EXERCISE OBJECTIVE: Copy every line of the listing that holds the string "或纤维水泥加压板".

MATERIAL:
## Start

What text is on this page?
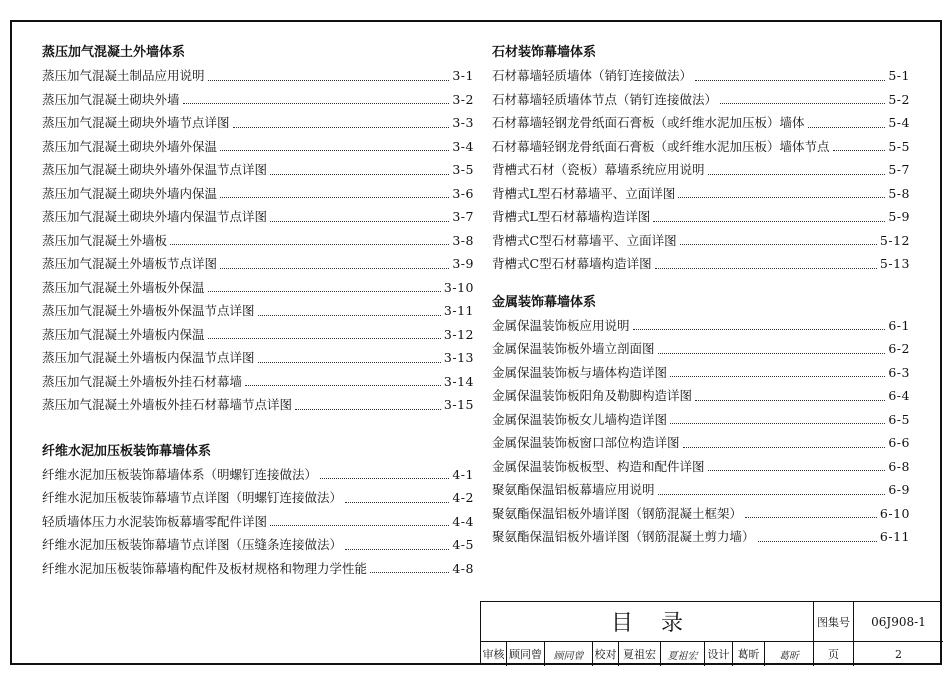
蒸压加气混凝土外墙体系
蒸压加气混凝土制品应用说明	3-1
蒸压加气混凝土砌块外墙	3-2
蒸压加气混凝土砌块外墙节点详图	3-3
蒸压加气混凝土砌块外墙外保温	3-4
蒸压加气混凝土砌块外墙外保温节点详图	3-5
蒸压加气混凝土砌块外墙内保温	3-6
蒸压加气混凝土砌块外墙内保温节点详图	3-7
蒸压加气混凝土外墙板	3-8
蒸压加气混凝土外墙板节点详图	3-9
蒸压加气混凝土外墙板外保温	3-10
蒸压加气混凝土外墙板外保温节点详图	3-11
蒸压加气混凝土外墙板内保温	3-12
蒸压加气混凝土外墙板内保温节点详图	3-13
蒸压加气混凝土外墙板外挂石材幕墙	3-14
蒸压加气混凝土外墙板外挂石材幕墙节点详图	3-15
纤维水泥加压板装饰幕墙体系
纤维水泥加压板装饰幕墙体系（明螺钉连接做法）	4-1
纤维水泥加压板装饰幕墙节点详图（明螺钉连接做法）	4-2
轻质墙体压力水泥装饰板幕墙零配件详图	4-4
纤维水泥加压板装饰幕墙节点详图（压缝条连接做法）	4-5
纤维水泥加压板装饰幕墙构配件及板材规格和物理力学性能	4-8
石材装饰幕墙体系
石材幕墙轻质墙体（销钉连接做法）	5-1
石材幕墙轻质墙体节点（销钉连接做法）	5-2
石材幕墙轻钢龙骨纸面石膏板（或纤维水泥加压板）墙体	5-4
石材幕墙轻钢龙骨纸面石膏板（或纤维水泥加压板）墙体节点	5-5
背槽式石材（瓷板）幕墙系统应用说明	5-7
背槽式L型石材幕墙平、立面详图	5-8
背槽式L型石材幕墙构造详图	5-9
背槽式C型石材幕墙平、立面详图	5-12
背槽式C型石材幕墙构造详图	5-13
金属装饰幕墙体系
金属保温装饰板应用说明	6-1
金属保温装饰板外墙立剖面图	6-2
金属保温装饰板与墙体构造详图	6-3
金属保温装饰板阳角及勒脚构造详图	6-4
金属保温装饰板女儿墙构造详图	6-5
金属保温装饰板窗口部位构造详图	6-6
金属保温装饰板板型、构造和配件详图	6-8
聚氨酯保温铝板幕墙应用说明	6-9
聚氨酯保温铝板外墙详图（钢筋混凝土框架）	6-10
聚氨酯保温铝板外墙详图（钢筋混凝土剪力墙）	6-11
目录	图集号	06J908-1
审核 顾同曾	顾同曾	校对 夏祖宏	夏祖宏 设计 葛昕	葛昕	页	2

## End

REPLY TO THE EXERCISE:
石材幕墙轻钢龙骨纸面石膏板（或纤维水泥加压板）墙体	5-4
石材幕墙轻钢龙骨纸面石膏板（或纤维水泥加压板）墙体节点	5-5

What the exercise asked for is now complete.